▶ _What is needed_
All of the material below is to be repeated exactly.

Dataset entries
START
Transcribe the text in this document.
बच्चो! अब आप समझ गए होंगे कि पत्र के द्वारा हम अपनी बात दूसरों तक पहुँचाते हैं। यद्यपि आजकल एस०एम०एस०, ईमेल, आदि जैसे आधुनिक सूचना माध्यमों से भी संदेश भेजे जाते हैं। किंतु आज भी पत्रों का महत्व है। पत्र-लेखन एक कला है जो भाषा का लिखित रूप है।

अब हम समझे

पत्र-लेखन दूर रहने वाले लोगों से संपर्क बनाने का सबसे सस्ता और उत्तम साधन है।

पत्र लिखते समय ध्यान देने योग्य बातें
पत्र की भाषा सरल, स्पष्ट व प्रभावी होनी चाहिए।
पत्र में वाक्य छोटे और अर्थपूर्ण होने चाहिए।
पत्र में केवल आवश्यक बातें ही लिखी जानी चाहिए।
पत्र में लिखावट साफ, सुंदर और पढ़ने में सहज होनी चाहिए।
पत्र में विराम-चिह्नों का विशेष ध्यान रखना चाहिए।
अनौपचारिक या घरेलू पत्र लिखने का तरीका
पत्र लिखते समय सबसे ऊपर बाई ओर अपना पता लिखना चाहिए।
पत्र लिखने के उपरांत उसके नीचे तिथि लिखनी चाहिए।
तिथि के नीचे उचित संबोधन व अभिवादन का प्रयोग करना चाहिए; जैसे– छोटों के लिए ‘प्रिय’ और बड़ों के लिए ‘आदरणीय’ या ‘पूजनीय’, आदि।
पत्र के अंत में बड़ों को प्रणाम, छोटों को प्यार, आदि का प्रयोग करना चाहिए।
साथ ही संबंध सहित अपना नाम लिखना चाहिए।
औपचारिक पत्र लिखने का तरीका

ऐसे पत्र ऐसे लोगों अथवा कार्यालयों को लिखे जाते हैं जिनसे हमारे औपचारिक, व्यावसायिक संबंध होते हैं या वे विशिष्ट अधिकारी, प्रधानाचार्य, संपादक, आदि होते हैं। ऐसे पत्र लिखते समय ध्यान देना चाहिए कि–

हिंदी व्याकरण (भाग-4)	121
END
▶ _Exercise result_
Transcribe the text in this document.
बच्चो! अब आप समझ गए होंगे कि पत्र के द्वारा हम अपनी बात दूसरों तक पहुँचाते हैं। यद्यपि आजकल एस०एम०एस०, ईमेल, आदि जैसे आधुनिक सूचना माध्यमों से भी संदेश भेजे जाते हैं। किंतु आज भी पत्रों का महत्व है। पत्र-लेखन एक कला है जो भाषा का लिखित रूप है।

अब हम समझे

पत्र-लेखन दूर रहने वाले लोगों से संपर्क बनाने का सबसे सस्ता और उत्तम साधन है।

पत्र लिखते समय ध्यान देने योग्य बातें
पत्र की भाषा सरल, स्पष्ट व प्रभावी होनी चाहिए।
पत्र में वाक्य छोटे और अर्थपूर्ण होने चाहिए।
पत्र में केवल आवश्यक बातें ही लिखी जानी चाहिए।
पत्र में लिखावट साफ, सुंदर और पढ़ने में सहज होनी चाहिए।
पत्र में विराम-चिह्नों का विशेष ध्यान रखना चाहिए।
अनौपचारिक या घरेलू पत्र लिखने का तरीका
पत्र लिखते समय सबसे ऊपर बाई ओर अपना पता लिखना चाहिए।
पत्र लिखने के उपरांत उसके नीचे तिथि लिखनी चाहिए।
तिथि के नीचे उचित संबोधन व अभिवादन का प्रयोग करना चाहिए; जैसे– छोटों के लिए ‘प्रिय’ और बड़ों के लिए ‘आदरणीय’ या ‘पूजनीय’, आदि।
पत्र के अंत में बड़ों को प्रणाम, छोटों को प्यार, आदि का प्रयोग करना चाहिए।
साथ ही संबंध सहित अपना नाम लिखना चाहिए।
औपचारिक पत्र लिखने का तरीका

ऐसे पत्र ऐसे लोगों अथवा कार्यालयों को लिखे जाते हैं जिनसे हमारे औपचारिक, व्यावसायिक संबंध होते हैं या वे विशिष्ट अधिकारी, प्रधानाचार्य, संपादक, आदि होते हैं। ऐसे पत्र लिखते समय ध्यान देना चाहिए कि–

हिंदी व्याकरण (भाग-4)	121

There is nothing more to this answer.